═════ Dataset excerpts
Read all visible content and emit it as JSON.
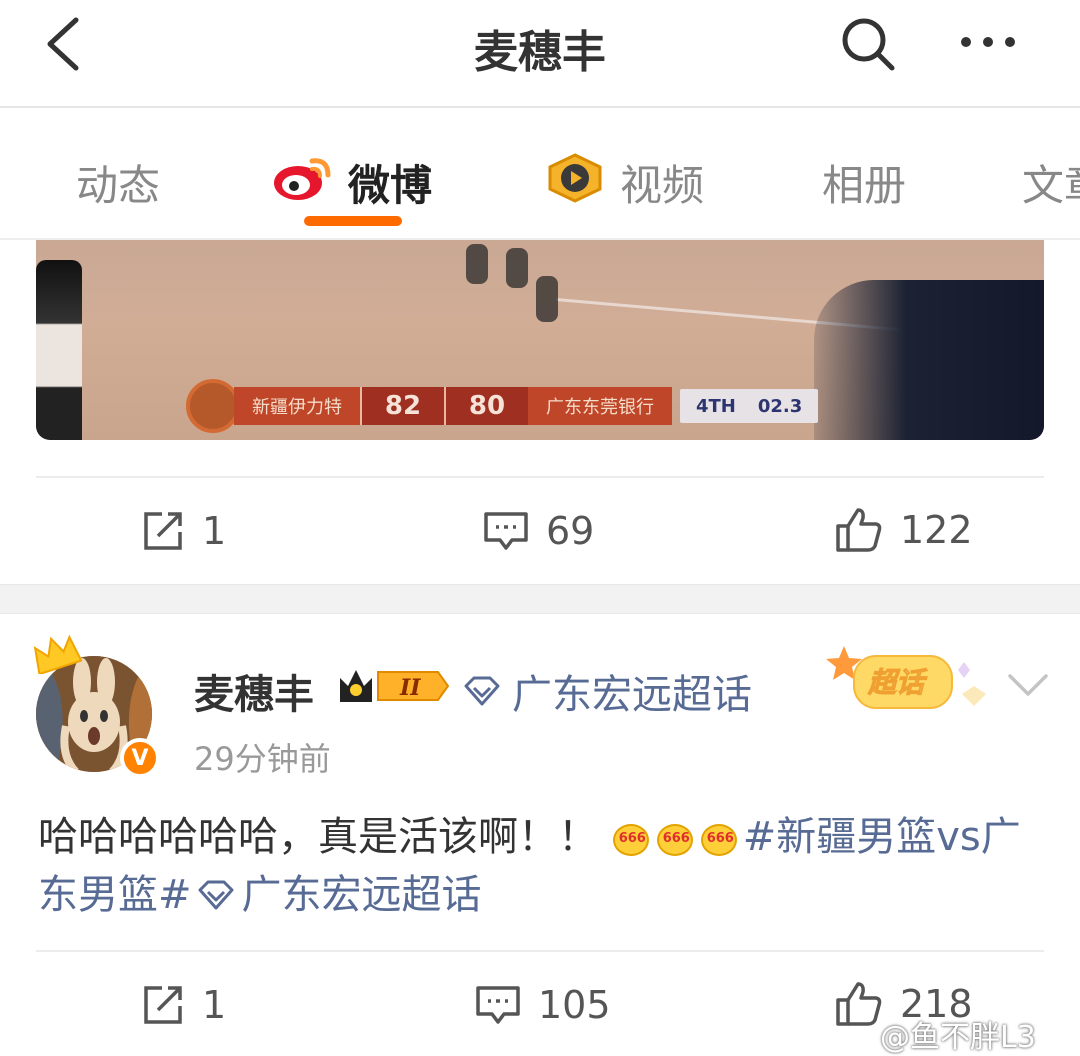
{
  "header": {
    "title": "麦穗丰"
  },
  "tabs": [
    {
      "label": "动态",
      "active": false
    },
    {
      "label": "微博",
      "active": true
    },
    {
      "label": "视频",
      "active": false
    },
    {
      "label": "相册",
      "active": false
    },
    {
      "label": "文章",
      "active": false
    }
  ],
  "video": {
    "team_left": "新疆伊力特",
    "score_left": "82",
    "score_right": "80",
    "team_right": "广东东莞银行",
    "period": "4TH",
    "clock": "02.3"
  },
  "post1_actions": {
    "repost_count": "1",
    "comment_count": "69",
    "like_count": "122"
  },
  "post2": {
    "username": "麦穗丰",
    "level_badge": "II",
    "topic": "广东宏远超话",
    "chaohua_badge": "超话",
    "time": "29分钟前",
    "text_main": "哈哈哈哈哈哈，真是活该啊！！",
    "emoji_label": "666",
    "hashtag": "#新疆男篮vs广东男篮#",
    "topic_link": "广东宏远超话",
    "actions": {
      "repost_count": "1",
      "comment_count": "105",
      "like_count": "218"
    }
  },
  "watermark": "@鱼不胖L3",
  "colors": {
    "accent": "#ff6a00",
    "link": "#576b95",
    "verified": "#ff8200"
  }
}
══════════
- What to work on -
Every record above should be transcribed exactly; the pictures stay out of the copy.

- Solution to the problem -
Read all visible content and emit it as JSON.
{
  "header": {
    "title": "麦穗丰"
  },
  "tabs": [
    {
      "label": "动态",
      "active": false
    },
    {
      "label": "微博",
      "active": true
    },
    {
      "label": "视频",
      "active": false
    },
    {
      "label": "相册",
      "active": false
    },
    {
      "label": "文章",
      "active": false
    }
  ],
  "video": {
    "team_left": "新疆伊力特",
    "score_left": "82",
    "score_right": "80",
    "team_right": "广东东莞银行",
    "period": "4TH",
    "clock": "02.3"
  },
  "post1_actions": {
    "repost_count": "1",
    "comment_count": "69",
    "like_count": "122"
  },
  "post2": {
    "username": "麦穗丰",
    "level_badge": "II",
    "topic": "广东宏远超话",
    "chaohua_badge": "超话",
    "time": "29分钟前",
    "text_main": "哈哈哈哈哈哈，真是活该啊！！",
    "emoji_label": "666",
    "hashtag": "#新疆男篮vs广东男篮#",
    "topic_link": "广东宏远超话",
    "actions": {
      "repost_count": "1",
      "comment_count": "105",
      "like_count": "218"
    }
  },
  "watermark": "@鱼不胖L3",
  "colors": {
    "accent": "#ff6a00",
    "link": "#576b95",
    "verified": "#ff8200"
  }
}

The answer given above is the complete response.